:: Document excerpt ::
--------
Love and Yearning Interview, Part 1 · 1531 words posted 08/04/2004 01:11 PM
Last fall, the Freer Gallery of Art and Arthur M. Sackler Gallery exhibited Love & Yearning, a collection of illustrated Persian manuscripts exploring epic love stories and mystical themes. Among the featured manuscripts was “Haft Awrang,” (or “Seven Thrones”), around which the gallery designed a Flash interactive in order to draw visitors more deeply into the texts. The interactive was displayed on kiosks at the gallery, as well as on the web, and won a 2004 Muse Award Honorable Mention.
The “Love & Yearning” exhibit is one of my favorite uses of Flash: it’s like having the beautiful words and pictures directly at hand, only better. The visitor can view the pages as a whole or zoom into details too small for the naked eye, and the designers have created a playful flow from story to story with very little of the gimmickry that often mars interactive works.
--------
:: Data section ::
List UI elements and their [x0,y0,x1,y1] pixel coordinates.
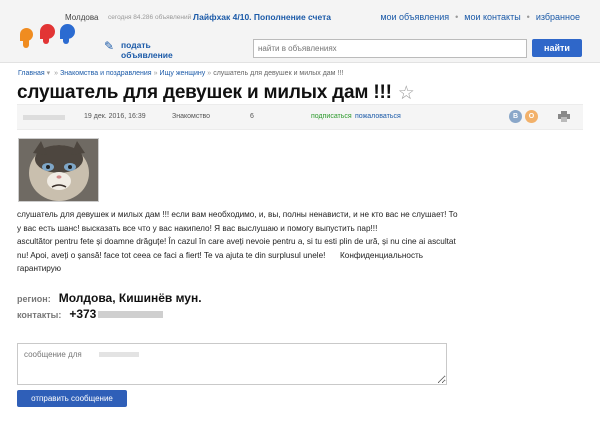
--------
:: Set of tasks ::
a) In the piece about the Love & Yearning interactive, rewrite the passage starting with "Love and Yearning" and going on through "Award Honorable Mention.", replacing "kiosks" with "touchscreens".
b) According to the piece about the Love & Yearning interactive, what recognition did the interactive receive?
c) Continue the piece about the Love & Yearning interactive from its final sentence.

:: Outputs for the tasks ::
a)
Love and Yearning Interview, Part 1 · 1531 words posted 08/04/2004 01:11 PM
Last fall, the Freer Gallery of Art and Arthur M. Sackler Gallery exhibited Love & Yearning, a collection of illustrated Persian manuscripts exploring epic love stories and mystical themes. Among the featured manuscripts was “Haft Awrang,” (or “Seven Thrones”), around which the gallery designed a Flash interactive in order to draw visitors more deeply into the texts. The interactive was displayed on touchscreens at the gallery, as well as on the web, and won a 2004 Muse Award Honorable Mention.

b) It won a 2004 Muse Award Honorable Mention.

c)
The web team responsible for building the interactive—John Gordy, Head of Digital Media, and Jacqueline Bullock, Web Producer—walked me through the process from start to finish. The interviews were conducted at the Freer and Sackler galleries in July 2004. This week, I’ll examine the cultural decisions that go into designing exhibits, as well as the process of storytelling. Next, I’ll look at the steps needed to translate a manuscript into an interactive kiosk.
If you haven’t had the chance to see the Haft Awrang interactive, take a few minutes to explore it before reading this interview.
Planning the Exhibition
Dr. Massumeh Farhad is the Chief Curator and Curator of Islamic Art. Dr. Farhad curated the exhibit, and narrates portions of the web interactive.
MASSUMEH FARHAD: We have this outstanding manuscript in the Freer from the 16th century: the Haft Awrang, or Seven Thrones. We were going to show four paintings, but the frustrating part of it is you can’t see the whole manuscript, you can only see so many pages. We started talking about ways we could make the whole manuscript available to the visitors, short of actually having it there and having people flip through it. I had first seen this web site where you could actually flip pages, but that became too complicated, and it didn’t really allow us to focus in on the details; it became more of a gimmick and a distraction of turning the pages.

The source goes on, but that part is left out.